[SUPPLIED INFORMATION]
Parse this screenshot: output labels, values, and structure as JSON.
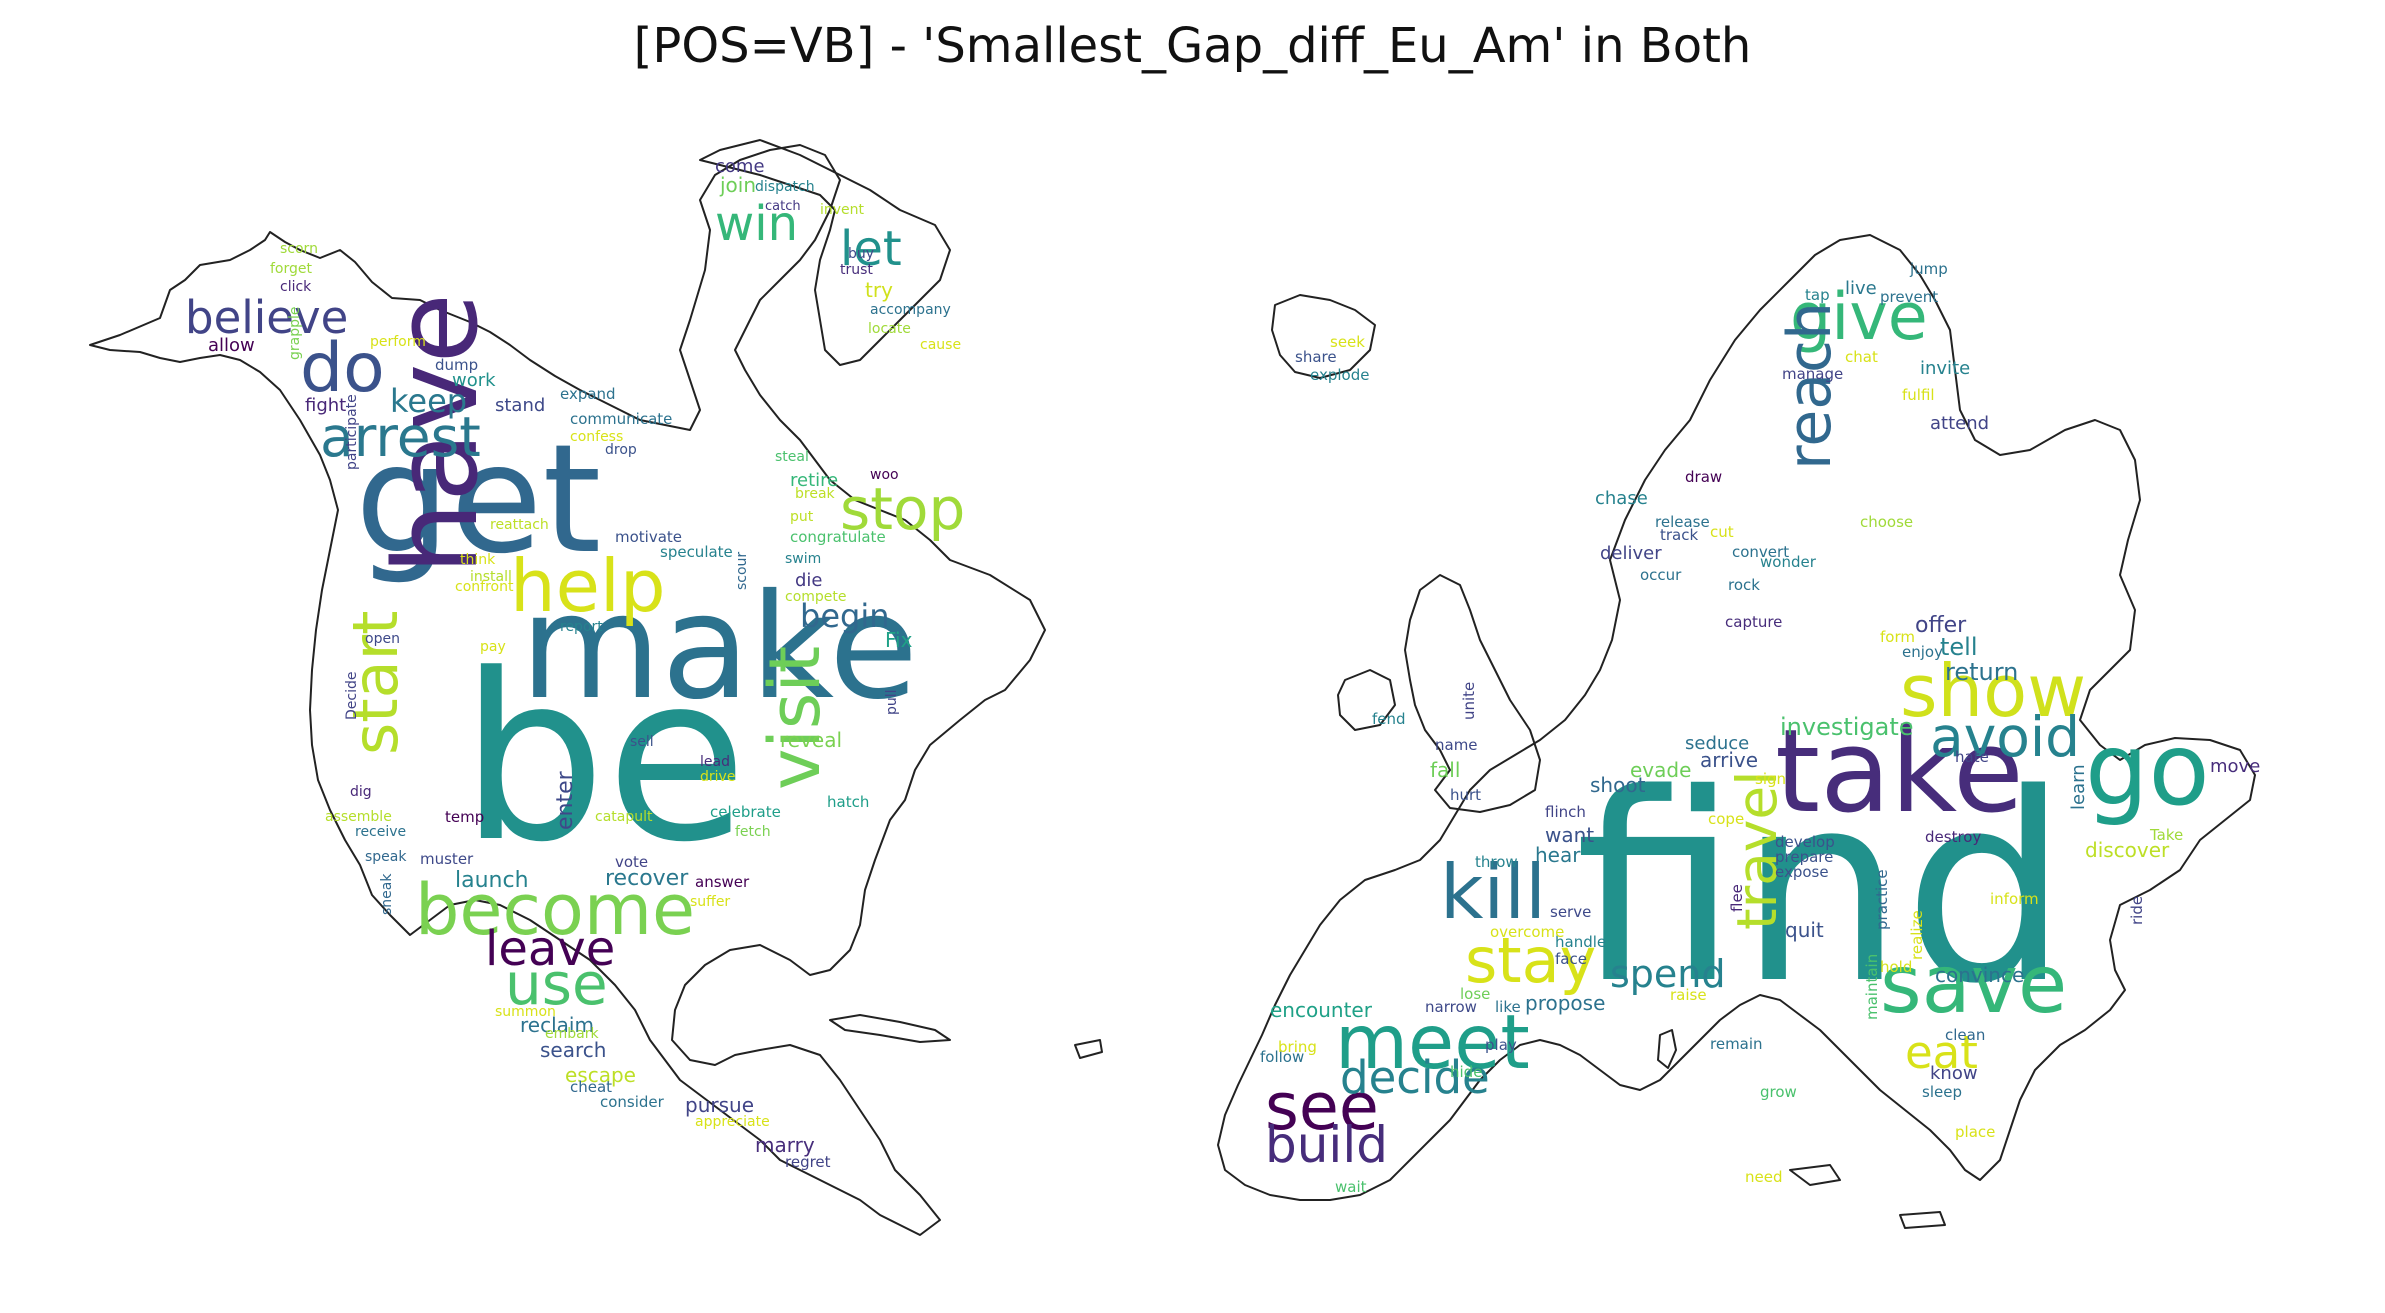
{
  "title": "[POS=VB] - 'Smallest_Gap_diff_Eu_Am' in Both",
  "maps": [
    {
      "region": "North America",
      "words": [
        [
          "be",
          1,
          "#21918c"
        ],
        [
          "make",
          0.63,
          "#2c728e"
        ],
        [
          "get",
          0.58,
          "#31688e"
        ],
        [
          "have",
          0.5,
          "#482878"
        ],
        [
          "help",
          0.34,
          "#d8e219"
        ],
        [
          "become",
          0.3,
          "#7ad151"
        ],
        [
          "do",
          0.3,
          "#3b528b"
        ],
        [
          "arrest",
          0.28,
          "#2a788e"
        ],
        [
          "visit",
          0.28,
          "#6ece58"
        ],
        [
          "start",
          0.26,
          "#b5de2b"
        ],
        [
          "stop",
          0.27,
          "#a0da39"
        ],
        [
          "use",
          0.27,
          "#4ac16d"
        ],
        [
          "leave",
          0.22,
          "#440154"
        ],
        [
          "believe",
          0.2,
          "#414487"
        ],
        [
          "win",
          0.2,
          "#35b779"
        ],
        [
          "let",
          0.2,
          "#21918c"
        ],
        [
          "keep",
          0.15,
          "#2a788e"
        ],
        [
          "begin",
          0.15,
          "#31688e"
        ],
        [
          "recover",
          0.1,
          "#2a788e"
        ],
        [
          "launch",
          0.1,
          "#26828e"
        ],
        [
          "enter",
          0.1,
          "#3e4989"
        ],
        [
          "pursue",
          0.1,
          "#414487"
        ],
        [
          "marry",
          0.1,
          "#472d7b"
        ],
        [
          "escape",
          0.1,
          "#bddf26"
        ],
        [
          "Fix",
          0.1,
          "#1fa187"
        ],
        [
          "reclaim",
          0.09,
          "#2c728e"
        ],
        [
          "search",
          0.09,
          "#3b528b"
        ],
        [
          "reveal",
          0.09,
          "#7ad151"
        ],
        [
          "try",
          0.09,
          "#d0e11c"
        ],
        [
          "join",
          0.09,
          "#6ece58"
        ],
        [
          "fight",
          0.08,
          "#482878"
        ],
        [
          "stand",
          0.08,
          "#3e4989"
        ],
        [
          "work",
          0.08,
          "#21918c"
        ],
        [
          "retire",
          0.08,
          "#35b779"
        ],
        [
          "allow",
          0.07,
          "#440154"
        ],
        [
          "die",
          0.07,
          "#443983"
        ],
        [
          "come",
          0.07,
          "#443983"
        ],
        [
          "communicate",
          0.06,
          "#2c728e"
        ],
        [
          "motivate",
          0.06,
          "#3b528b"
        ],
        [
          "speculate",
          0.06,
          "#26828e"
        ],
        [
          "congratulate",
          0.06,
          "#4ac16d"
        ],
        [
          "celebrate",
          0.06,
          "#1f9e89"
        ],
        [
          "hatch",
          0.06,
          "#1f9e89"
        ],
        [
          "dump",
          0.06,
          "#3b528b"
        ],
        [
          "expand",
          0.06,
          "#2c728e"
        ],
        [
          "temp",
          0.06,
          "#440154"
        ],
        [
          "muster",
          0.06,
          "#3e4989"
        ],
        [
          "vote",
          0.06,
          "#414487"
        ],
        [
          "answer",
          0.06,
          "#440154"
        ],
        [
          "cheat",
          0.06,
          "#31688e"
        ],
        [
          "consider",
          0.06,
          "#2c728e"
        ],
        [
          "regret",
          0.06,
          "#414487"
        ],
        [
          "appreciate",
          0.06,
          "#d8e219"
        ],
        [
          "dispatch",
          0.06,
          "#26828e"
        ],
        [
          "catch",
          0.06,
          "#443983"
        ],
        [
          "invent",
          0.06,
          "#b5de2b"
        ],
        [
          "buy",
          0.06,
          "#3e4989"
        ],
        [
          "trust",
          0.06,
          "#472d7b"
        ],
        [
          "accompany",
          0.06,
          "#2c728e"
        ],
        [
          "locate",
          0.06,
          "#a0da39"
        ],
        [
          "cause",
          0.06,
          "#d8e219"
        ],
        [
          "scorn",
          0.06,
          "#a0da39"
        ],
        [
          "forget",
          0.06,
          "#a0da39"
        ],
        [
          "click",
          0.06,
          "#482878"
        ],
        [
          "perform",
          0.06,
          "#d8e219"
        ],
        [
          "grapple",
          0.06,
          "#7ad151"
        ],
        [
          "confess",
          0.06,
          "#d8e219"
        ],
        [
          "drop",
          0.06,
          "#3b528b"
        ],
        [
          "steal",
          0.06,
          "#4ac16d"
        ],
        [
          "break",
          0.06,
          "#bddf26"
        ],
        [
          "woo",
          0.06,
          "#440154"
        ],
        [
          "put",
          0.06,
          "#bddf26"
        ],
        [
          "swim",
          0.06,
          "#26828e"
        ],
        [
          "compete",
          0.06,
          "#b5de2b"
        ],
        [
          "scour",
          0.06,
          "#31688e"
        ],
        [
          "participate",
          0.06,
          "#414487"
        ],
        [
          "reattach",
          0.06,
          "#bddf26"
        ],
        [
          "think",
          0.06,
          "#d8e219"
        ],
        [
          "install",
          0.06,
          "#b5de2b"
        ],
        [
          "confront",
          0.06,
          "#d8e219"
        ],
        [
          "report",
          0.06,
          "#26828e"
        ],
        [
          "open",
          0.06,
          "#3e4989"
        ],
        [
          "pay",
          0.06,
          "#d8e219"
        ],
        [
          "pull",
          0.06,
          "#414487"
        ],
        [
          "Decide",
          0.06,
          "#414487"
        ],
        [
          "sell",
          0.06,
          "#3b528b"
        ],
        [
          "lead",
          0.06,
          "#472d7b"
        ],
        [
          "drive",
          0.06,
          "#d8e219"
        ],
        [
          "dig",
          0.06,
          "#482878"
        ],
        [
          "receive",
          0.06,
          "#2c728e"
        ],
        [
          "assemble",
          0.06,
          "#b5de2b"
        ],
        [
          "speak",
          0.06,
          "#31688e"
        ],
        [
          "sneak",
          0.06,
          "#31688e"
        ],
        [
          "catapult",
          0.06,
          "#b5de2b"
        ],
        [
          "fetch",
          0.06,
          "#7ad151"
        ],
        [
          "suffer",
          0.06,
          "#d8e219"
        ],
        [
          "summon",
          0.06,
          "#d8e219"
        ],
        [
          "embark",
          0.06,
          "#a0da39"
        ]
      ]
    },
    {
      "region": "Europe",
      "words": [
        [
          "find",
          1,
          "#21918c"
        ],
        [
          "take",
          0.45,
          "#472d7b"
        ],
        [
          "go",
          0.42,
          "#1f9e89"
        ],
        [
          "show",
          0.3,
          "#d0e11c"
        ],
        [
          "save",
          0.33,
          "#35b779"
        ],
        [
          "meet",
          0.3,
          "#1f9e89"
        ],
        [
          "kill",
          0.3,
          "#2c728e"
        ],
        [
          "stay",
          0.27,
          "#d8e219"
        ],
        [
          "see",
          0.27,
          "#440154"
        ],
        [
          "travel",
          0.26,
          "#b5de2b"
        ],
        [
          "give",
          0.27,
          "#35b779"
        ],
        [
          "reach",
          0.27,
          "#31688e"
        ],
        [
          "avoid",
          0.25,
          "#26828e"
        ],
        [
          "decide",
          0.2,
          "#26828e"
        ],
        [
          "build",
          0.2,
          "#472d7b"
        ],
        [
          "eat",
          0.2,
          "#d8e219"
        ],
        [
          "spend",
          0.17,
          "#26828e"
        ],
        [
          "investigate",
          0.11,
          "#4ac16d"
        ],
        [
          "tell",
          0.1,
          "#26828e"
        ],
        [
          "return",
          0.1,
          "#2c728e"
        ],
        [
          "offer",
          0.09,
          "#414487"
        ],
        [
          "discover",
          0.09,
          "#bddf26"
        ],
        [
          "convince",
          0.09,
          "#2c728e"
        ],
        [
          "encounter",
          0.09,
          "#1fa187"
        ],
        [
          "propose",
          0.09,
          "#2c728e"
        ],
        [
          "arrive",
          0.09,
          "#3b528b"
        ],
        [
          "shoot",
          0.09,
          "#31688e"
        ],
        [
          "evade",
          0.09,
          "#6ece58"
        ],
        [
          "fall",
          0.09,
          "#6ece58"
        ],
        [
          "want",
          0.09,
          "#3b528b"
        ],
        [
          "hear",
          0.09,
          "#2a788e"
        ],
        [
          "quit",
          0.09,
          "#3b528b"
        ],
        [
          "seduce",
          0.08,
          "#2c728e"
        ],
        [
          "know",
          0.08,
          "#414487"
        ],
        [
          "chase",
          0.08,
          "#26828e"
        ],
        [
          "attend",
          0.08,
          "#414487"
        ],
        [
          "invite",
          0.08,
          "#26828e"
        ],
        [
          "live",
          0.08,
          "#2a788e"
        ],
        [
          "deliver",
          0.08,
          "#414487"
        ],
        [
          "move",
          0.07,
          "#472d7b"
        ],
        [
          "learn",
          0.07,
          "#2c728e"
        ],
        [
          "flinch",
          0.06,
          "#414487"
        ],
        [
          "throw",
          0.06,
          "#26828e"
        ],
        [
          "develop",
          0.06,
          "#3b528b"
        ],
        [
          "prepare",
          0.06,
          "#3b528b"
        ],
        [
          "expose",
          0.06,
          "#3b528b"
        ],
        [
          "destroy",
          0.06,
          "#482878"
        ],
        [
          "Take",
          0.06,
          "#a0da39"
        ],
        [
          "inform",
          0.06,
          "#d8e219"
        ],
        [
          "ride",
          0.06,
          "#414487"
        ],
        [
          "clean",
          0.06,
          "#31688e"
        ],
        [
          "sleep",
          0.06,
          "#2c728e"
        ],
        [
          "place",
          0.06,
          "#d8e219"
        ],
        [
          "grow",
          0.06,
          "#4ac16d"
        ],
        [
          "need",
          0.06,
          "#d8e219"
        ],
        [
          "remain",
          0.06,
          "#2c728e"
        ],
        [
          "raise",
          0.06,
          "#d8e219"
        ],
        [
          "handle",
          0.06,
          "#26828e"
        ],
        [
          "face",
          0.06,
          "#3b528b"
        ],
        [
          "serve",
          0.06,
          "#3e4989"
        ],
        [
          "flee",
          0.06,
          "#482878"
        ],
        [
          "overcome",
          0.06,
          "#d8e219"
        ],
        [
          "lose",
          0.06,
          "#6ece58"
        ],
        [
          "narrow",
          0.06,
          "#3e4989"
        ],
        [
          "like",
          0.06,
          "#2c728e"
        ],
        [
          "play",
          0.06,
          "#3b528b"
        ],
        [
          "hide",
          0.06,
          "#4ac16d"
        ],
        [
          "follow",
          0.06,
          "#2c728e"
        ],
        [
          "bring",
          0.06,
          "#d8e219"
        ],
        [
          "wait",
          0.06,
          "#4ac16d"
        ],
        [
          "hold",
          0.06,
          "#d8e219"
        ],
        [
          "maintain",
          0.06,
          "#4ac16d"
        ],
        [
          "practice",
          0.06,
          "#31688e"
        ],
        [
          "realize",
          0.06,
          "#d8e219"
        ],
        [
          "hate",
          0.06,
          "#414487"
        ],
        [
          "sign",
          0.06,
          "#d8e219"
        ],
        [
          "cope",
          0.06,
          "#d8e219"
        ],
        [
          "name",
          0.06,
          "#3e4989"
        ],
        [
          "hurt",
          0.06,
          "#3b528b"
        ],
        [
          "unite",
          0.06,
          "#414487"
        ],
        [
          "fend",
          0.06,
          "#26828e"
        ],
        [
          "capture",
          0.06,
          "#472d7b"
        ],
        [
          "form",
          0.06,
          "#d8e219"
        ],
        [
          "enjoy",
          0.06,
          "#2c728e"
        ],
        [
          "choose",
          0.06,
          "#a0da39"
        ],
        [
          "rock",
          0.06,
          "#2c728e"
        ],
        [
          "wonder",
          0.06,
          "#26828e"
        ],
        [
          "convert",
          0.06,
          "#2c728e"
        ],
        [
          "occur",
          0.06,
          "#2c728e"
        ],
        [
          "track",
          0.06,
          "#3b528b"
        ],
        [
          "cut",
          0.06,
          "#d8e219"
        ],
        [
          "release",
          0.06,
          "#2c728e"
        ],
        [
          "draw",
          0.06,
          "#440154"
        ],
        [
          "manage",
          0.06,
          "#414487"
        ],
        [
          "chat",
          0.06,
          "#d8e219"
        ],
        [
          "fulfil",
          0.06,
          "#d8e219"
        ],
        [
          "tap",
          0.06,
          "#26828e"
        ],
        [
          "prevent",
          0.06,
          "#2c728e"
        ],
        [
          "jump",
          0.06,
          "#2c728e"
        ],
        [
          "seek",
          0.06,
          "#d8e219"
        ],
        [
          "share",
          0.06,
          "#3b528b"
        ],
        [
          "explode",
          0.06,
          "#26828e"
        ]
      ]
    }
  ]
}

[WHAT IS BEING ASKED] Read through the data and copy every line where "region" shows up.

[RESULT FOR THIS EXERCISE]
      "region": "North America",
      "region": "Europe",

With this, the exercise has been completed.